● **GOAL**: Starting at the line with "Extract all readable text from this page.", copy each line through the last one below exactly as written, without any pictures.

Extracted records
※ ※ ※

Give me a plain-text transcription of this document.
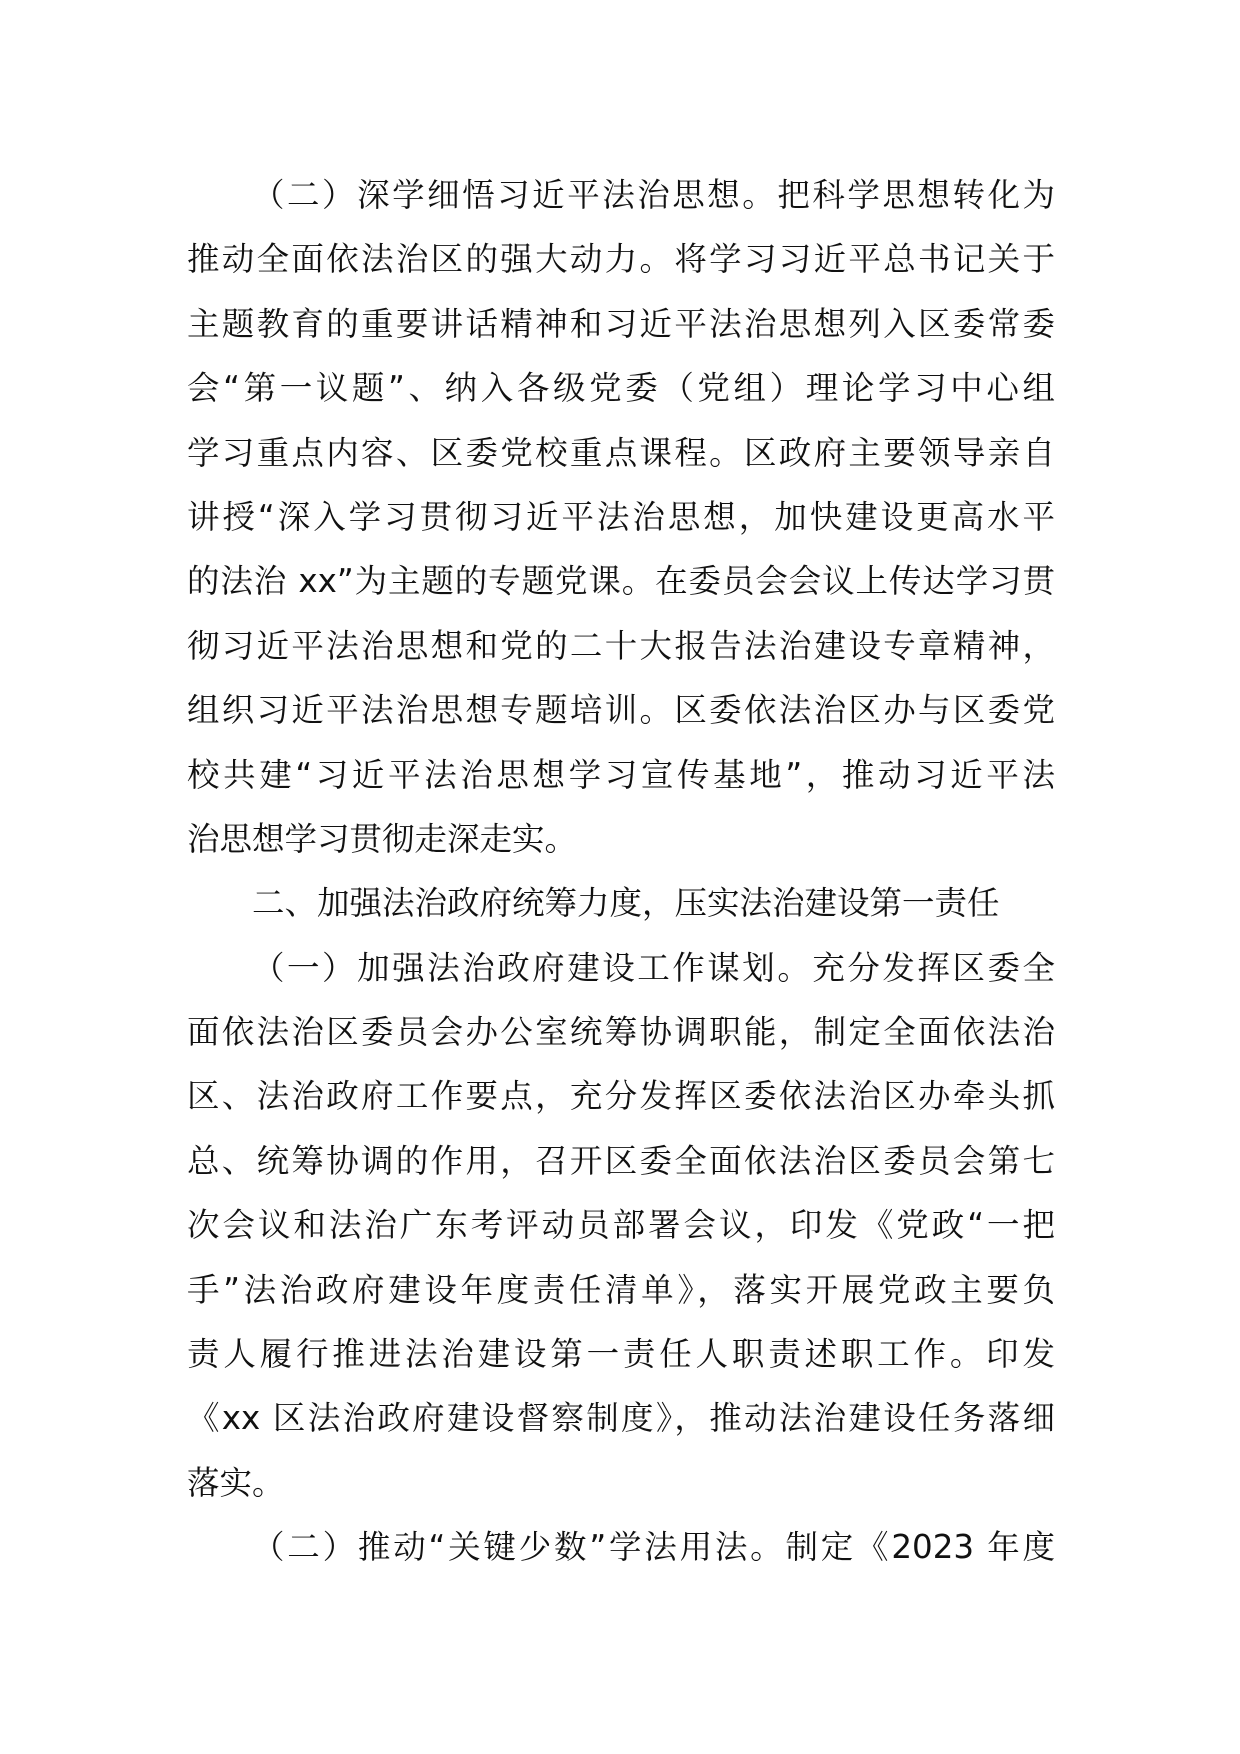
（二）深学细悟习近平法治思想。把科学思想转化为
推动全面依法治区的强大动力。将学习习近平总书记关于
主题教育的重要讲话精神和习近平法治思想列入区委常委
会“第一议题”、纳入各级党委（党组）理论学习中心组
学习重点内容、区委党校重点课程。区政府主要领导亲自
讲授“深入学习贯彻习近平法治思想，加快建设更高水平
的法治 xx”为主题的专题党课。在委员会会议上传达学习贯
彻习近平法治思想和党的二十大报告法治建设专章精神，
组织习近平法治思想专题培训。区委依法治区办与区委党
校共建“习近平法治思想学习宣传基地”，推动习近平法
治思想学习贯彻走深走实。
二、加强法治政府统筹力度，压实法治建设第一责任
（一）加强法治政府建设工作谋划。充分发挥区委全
面依法治区委员会办公室统筹协调职能，制定全面依法治
区、法治政府工作要点，充分发挥区委依法治区办牵头抓
总、统筹协调的作用，召开区委全面依法治区委员会第七
次会议和法治广东考评动员部署会议，印发《党政“一把
手”法治政府建设年度责任清单》，落实开展党政主要负
责人履行推进法治建设第一责任人职责述职工作。印发
《xx 区法治政府建设督察制度》，推动法治建设任务落细
落实。
（二）推动“关键少数”学法用法。制定《2023 年度
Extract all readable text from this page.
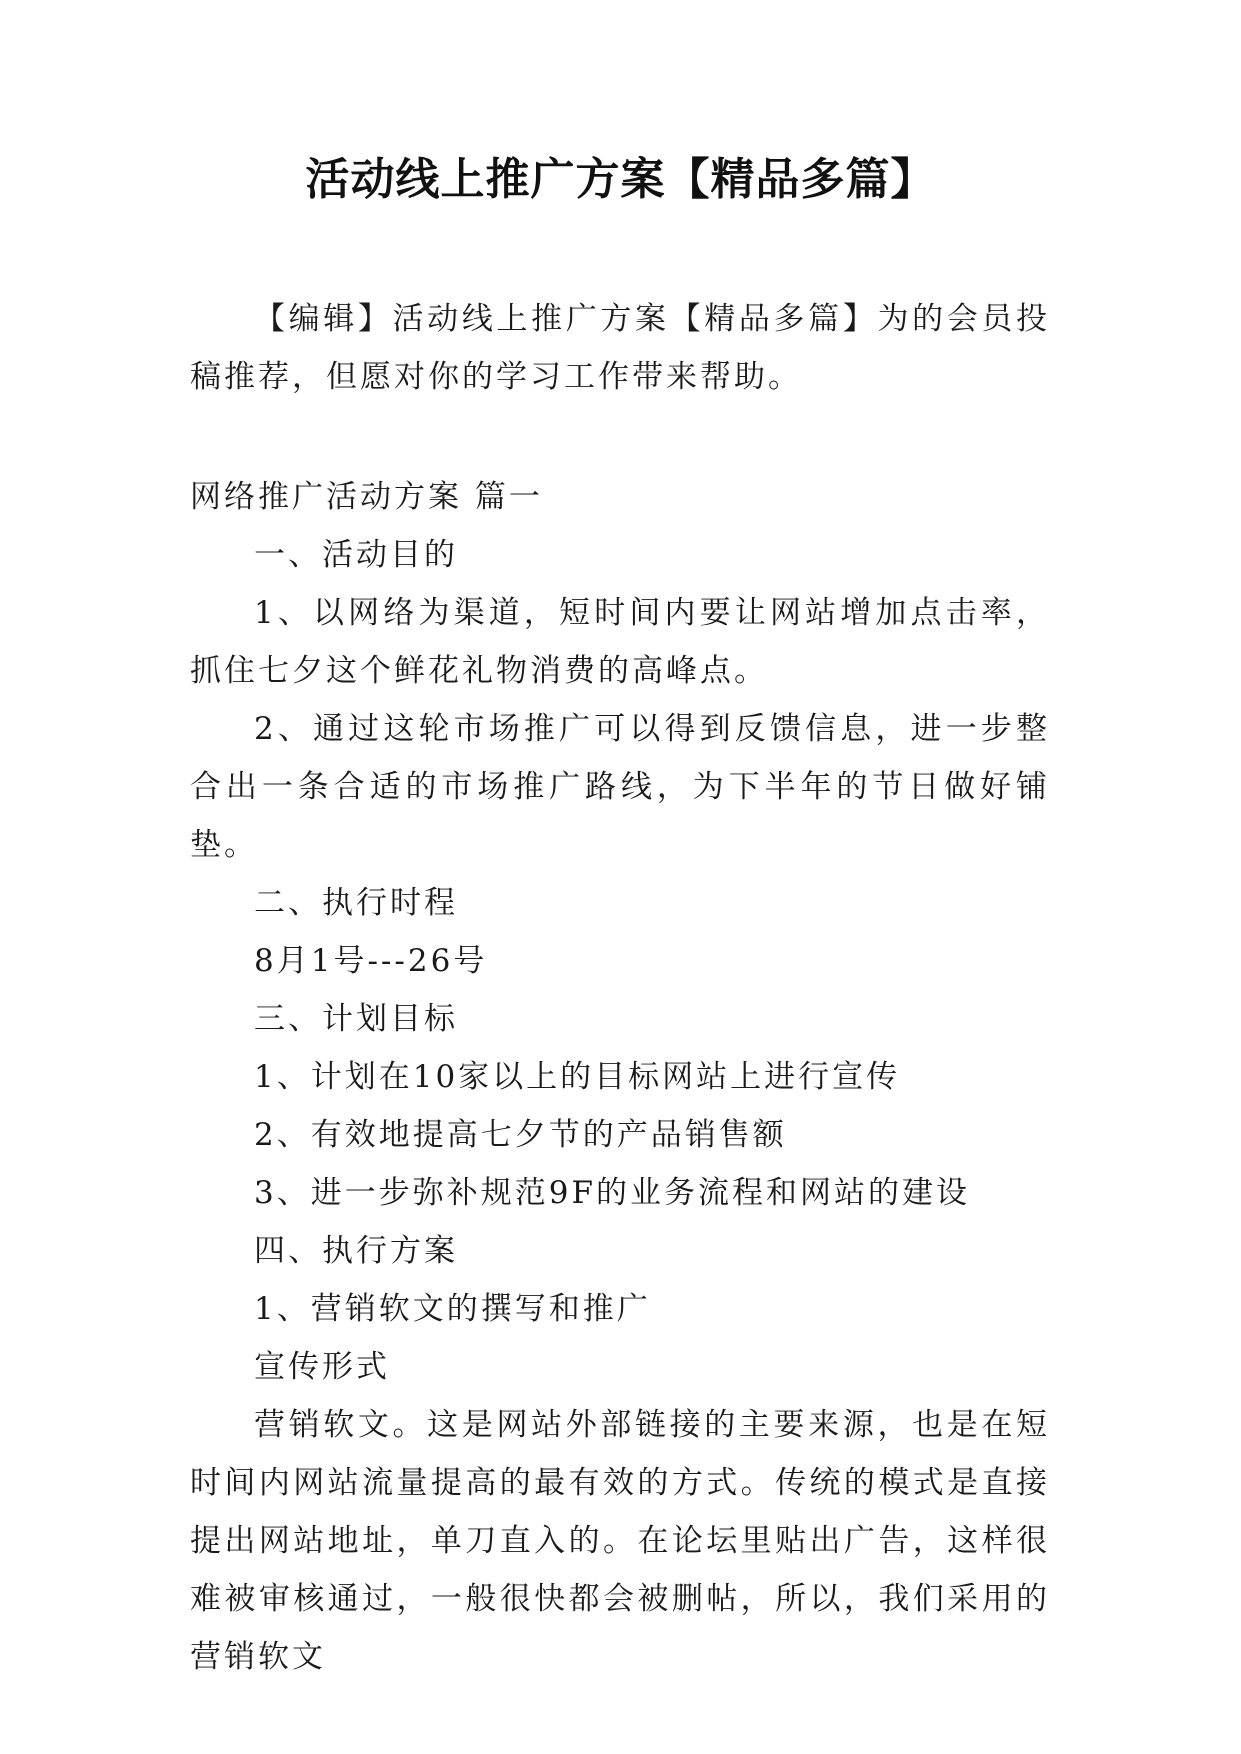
活动线上推广方案【精品多篇】

【编辑】活动线上推广方案【精品多篇】为的会员投稿推荐，但愿对你的学习工作带来帮助。

网络推广活动方案 篇一

一、活动目的

1、以网络为渠道，短时间内要让网站增加点击率，抓住七夕这个鲜花礼物消费的高峰点。

2、通过这轮市场推广可以得到反馈信息，进一步整合出一条合适的市场推广路线，为下半年的节日做好铺垫。

二、执行时程

8月1号---26号

三、计划目标

1、计划在10家以上的目标网站上进行宣传

2、有效地提高七夕节的产品销售额

3、进一步弥补规范9F的业务流程和网站的建设

四、执行方案

1、营销软文的撰写和推广

宣传形式

营销软文。这是网站外部链接的主要来源，也是在短时间内网站流量提高的最有效的方式。传统的模式是直接提出网站地址，单刀直入的。在论坛里贴出广告，这样很难被审核通过，一般很快都会被删帖，所以，我们采用的营销软文
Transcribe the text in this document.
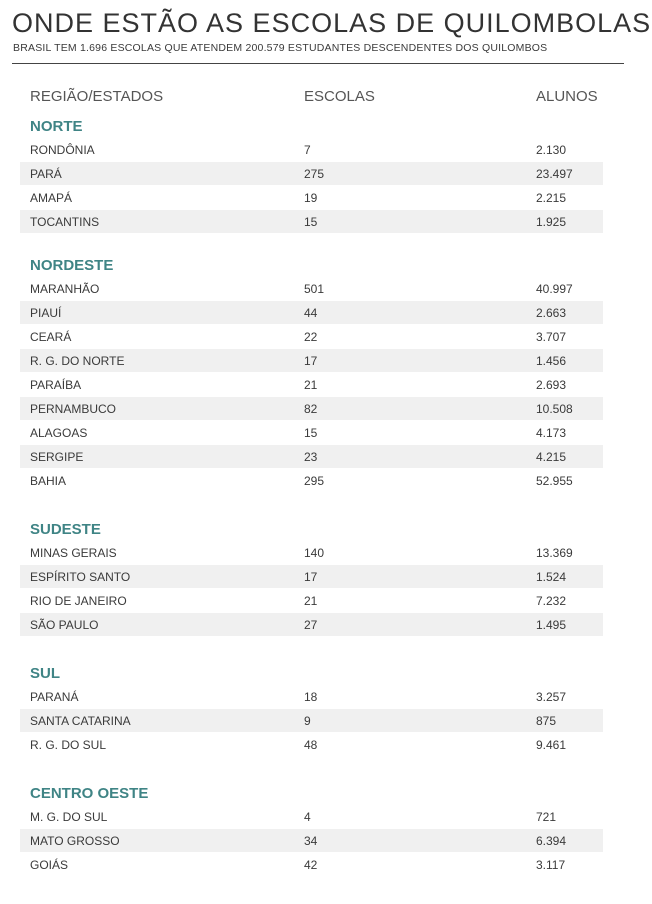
ONDE ESTÃO AS ESCOLAS DE QUILOMBOLAS
BRASIL TEM 1.696 ESCOLAS QUE ATENDEM 200.579 ESTUDANTES DESCENDENTES DOS QUILOMBOS
REGIÃO/ESTADOS	ESCOLAS	ALUNOS
NORTE
RONDÔNIA	7	2.130
PARÁ	275	23.497
AMAPÁ	19	2.215
TOCANTINS	15	1.925
NORDESTE
MARANHÃO	501	40.997
PIAUÍ	44	2.663
CEARÁ	22	3.707
R. G. DO NORTE	17	1.456
PARAÍBA	21	2.693
PERNAMBUCO	82	10.508
ALAGOAS	15	4.173
SERGIPE	23	4.215
BAHIA	295	52.955
SUDESTE
MINAS GERAIS	140	13.369
ESPÍRITO SANTO	17	1.524
RIO DE JANEIRO	21	7.232
SÃO PAULO	27	1.495
SUL
PARANÁ	18	3.257
SANTA CATARINA	9	875
R. G. DO SUL	48	9.461
CENTRO OESTE
M. G. DO SUL	4	721
MATO GROSSO	34	6.394
GOIÁS	42	3.117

※ ※ ※

● **FINISHED TASK**:
Extract all readable text from this page.
活动线上推广方案【精品多篇】

【编辑】活动线上推广方案【精品多篇】为的会员投稿推荐，但愿对你的学习工作带来帮助。

网络推广活动方案 篇一

一、活动目的

1、以网络为渠道，短时间内要让网站增加点击率，抓住七夕这个鲜花礼物消费的高峰点。

2、通过这轮市场推广可以得到反馈信息，进一步整合出一条合适的市场推广路线，为下半年的节日做好铺垫。

二、执行时程

8月1号---26号

三、计划目标

1、计划在10家以上的目标网站上进行宣传

2、有效地提高七夕节的产品销售额

3、进一步弥补规范9F的业务流程和网站的建设

四、执行方案

1、营销软文的撰写和推广

宣传形式

营销软文。这是网站外部链接的主要来源，也是在短时间内网站流量提高的最有效的方式。传统的模式是直接提出网站地址，单刀直入的。在论坛里贴出广告，这样很难被审核通过，一般很快都会被删帖，所以，我们采用的营销软文
Transcribe the text in this document.
ONDE ESTÃO AS ESCOLAS DE QUILOMBOLAS
BRASIL TEM 1.696 ESCOLAS QUE ATENDEM 200.579 ESTUDANTES DESCENDENTES DOS QUILOMBOS
REGIÃO/ESTADOS	ESCOLAS	ALUNOS
NORTE
RONDÔNIA	7	2.130
PARÁ	275	23.497
AMAPÁ	19	2.215
TOCANTINS	15	1.925
NORDESTE
MARANHÃO	501	40.997
PIAUÍ	44	2.663
CEARÁ	22	3.707
R. G. DO NORTE	17	1.456
PARAÍBA	21	2.693
PERNAMBUCO	82	10.508
ALAGOAS	15	4.173
SERGIPE	23	4.215
BAHIA	295	52.955
SUDESTE
MINAS GERAIS	140	13.369
ESPÍRITO SANTO	17	1.524
RIO DE JANEIRO	21	7.232
SÃO PAULO	27	1.495
SUL
PARANÁ	18	3.257
SANTA CATARINA	9	875
R. G. DO SUL	48	9.461
CENTRO OESTE
M. G. DO SUL	4	721
MATO GROSSO	34	6.394
GOIÁS	42	3.117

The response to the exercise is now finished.